§ Task to complete: Rewrite the data below, replacing each occurrence of "Opioids" with "Opiates" and leaving everything else unchanged.
------ Data for processing
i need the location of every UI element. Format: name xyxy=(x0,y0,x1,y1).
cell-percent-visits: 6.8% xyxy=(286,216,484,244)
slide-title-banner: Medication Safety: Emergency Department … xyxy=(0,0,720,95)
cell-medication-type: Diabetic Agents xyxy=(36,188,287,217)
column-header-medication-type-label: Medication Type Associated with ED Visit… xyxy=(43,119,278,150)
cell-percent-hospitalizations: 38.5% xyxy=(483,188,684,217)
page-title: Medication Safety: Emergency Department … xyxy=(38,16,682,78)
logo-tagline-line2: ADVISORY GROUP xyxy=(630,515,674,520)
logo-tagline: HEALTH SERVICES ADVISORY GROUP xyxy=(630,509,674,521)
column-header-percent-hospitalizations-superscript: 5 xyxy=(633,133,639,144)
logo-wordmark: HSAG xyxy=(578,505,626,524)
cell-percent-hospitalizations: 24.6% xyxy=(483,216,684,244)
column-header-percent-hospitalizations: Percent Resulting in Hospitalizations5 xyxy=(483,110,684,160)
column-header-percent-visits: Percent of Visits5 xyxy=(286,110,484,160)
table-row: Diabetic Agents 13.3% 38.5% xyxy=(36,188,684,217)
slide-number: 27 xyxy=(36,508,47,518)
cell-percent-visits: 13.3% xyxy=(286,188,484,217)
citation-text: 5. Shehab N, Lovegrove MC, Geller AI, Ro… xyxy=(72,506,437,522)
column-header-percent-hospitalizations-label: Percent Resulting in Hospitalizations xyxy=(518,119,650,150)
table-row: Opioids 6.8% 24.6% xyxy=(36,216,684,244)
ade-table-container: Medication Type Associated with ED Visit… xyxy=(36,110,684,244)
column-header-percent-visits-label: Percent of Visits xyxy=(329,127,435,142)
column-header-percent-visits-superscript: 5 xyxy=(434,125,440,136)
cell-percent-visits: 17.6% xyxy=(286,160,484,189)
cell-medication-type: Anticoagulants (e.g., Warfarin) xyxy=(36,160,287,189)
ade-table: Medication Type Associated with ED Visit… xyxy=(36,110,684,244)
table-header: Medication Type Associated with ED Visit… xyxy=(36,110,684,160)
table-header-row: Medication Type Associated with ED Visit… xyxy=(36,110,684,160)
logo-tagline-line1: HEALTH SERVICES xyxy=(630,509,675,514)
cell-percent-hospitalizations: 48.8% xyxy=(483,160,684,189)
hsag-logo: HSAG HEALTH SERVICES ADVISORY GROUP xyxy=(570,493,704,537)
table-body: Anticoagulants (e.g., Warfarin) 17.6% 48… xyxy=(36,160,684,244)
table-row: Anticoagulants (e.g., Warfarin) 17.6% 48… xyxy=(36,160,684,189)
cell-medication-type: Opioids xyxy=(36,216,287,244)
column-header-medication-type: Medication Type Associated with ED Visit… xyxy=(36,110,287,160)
------------
§ Answer below:
i need the location of every UI element. Format: name xyxy=(x0,y0,x1,y1).
cell-percent-visits: 6.8% xyxy=(286,216,484,244)
slide-title-banner: Medication Safety: Emergency Department … xyxy=(0,0,720,95)
cell-medication-type: Diabetic Agents xyxy=(36,188,287,217)
column-header-medication-type-label: Medication Type Associated with ED Visit… xyxy=(43,119,278,150)
cell-percent-hospitalizations: 38.5% xyxy=(483,188,684,217)
page-title: Medication Safety: Emergency Department … xyxy=(38,16,682,78)
logo-tagline-line2: ADVISORY GROUP xyxy=(630,515,674,520)
logo-tagline: HEALTH SERVICES ADVISORY GROUP xyxy=(630,509,674,521)
column-header-percent-hospitalizations-superscript: 5 xyxy=(633,133,639,144)
logo-wordmark: HSAG xyxy=(578,505,626,524)
cell-percent-hospitalizations: 24.6% xyxy=(483,216,684,244)
column-header-percent-hospitalizations: Percent Resulting in Hospitalizations5 xyxy=(483,110,684,160)
column-header-percent-visits: Percent of Visits5 xyxy=(286,110,484,160)
table-row: Diabetic Agents 13.3% 38.5% xyxy=(36,188,684,217)
slide-number: 27 xyxy=(36,508,47,518)
cell-percent-visits: 13.3% xyxy=(286,188,484,217)
citation-text: 5. Shehab N, Lovegrove MC, Geller AI, Ro… xyxy=(72,506,437,522)
column-header-percent-hospitalizations-label: Percent Resulting in Hospitalizations xyxy=(518,119,650,150)
table-row: Opiates 6.8% 24.6% xyxy=(36,216,684,244)
ade-table-container: Medication Type Associated with ED Visit… xyxy=(36,110,684,244)
column-header-percent-visits-label: Percent of Visits xyxy=(329,127,435,142)
column-header-percent-visits-superscript: 5 xyxy=(434,125,440,136)
cell-percent-visits: 17.6% xyxy=(286,160,484,189)
cell-medication-type: Anticoagulants (e.g., Warfarin) xyxy=(36,160,287,189)
ade-table: Medication Type Associated with ED Visit… xyxy=(36,110,684,244)
table-header: Medication Type Associated with ED Visit… xyxy=(36,110,684,160)
table-header-row: Medication Type Associated with ED Visit… xyxy=(36,110,684,160)
logo-tagline-line1: HEALTH SERVICES xyxy=(630,509,675,514)
cell-percent-hospitalizations: 48.8% xyxy=(483,160,684,189)
hsag-logo: HSAG HEALTH SERVICES ADVISORY GROUP xyxy=(570,493,704,537)
table-body: Anticoagulants (e.g., Warfarin) 17.6% 48… xyxy=(36,160,684,244)
table-row: Anticoagulants (e.g., Warfarin) 17.6% 48… xyxy=(36,160,684,189)
cell-medication-type: Opiates xyxy=(36,216,287,244)
column-header-medication-type: Medication Type Associated with ED Visit… xyxy=(36,110,287,160)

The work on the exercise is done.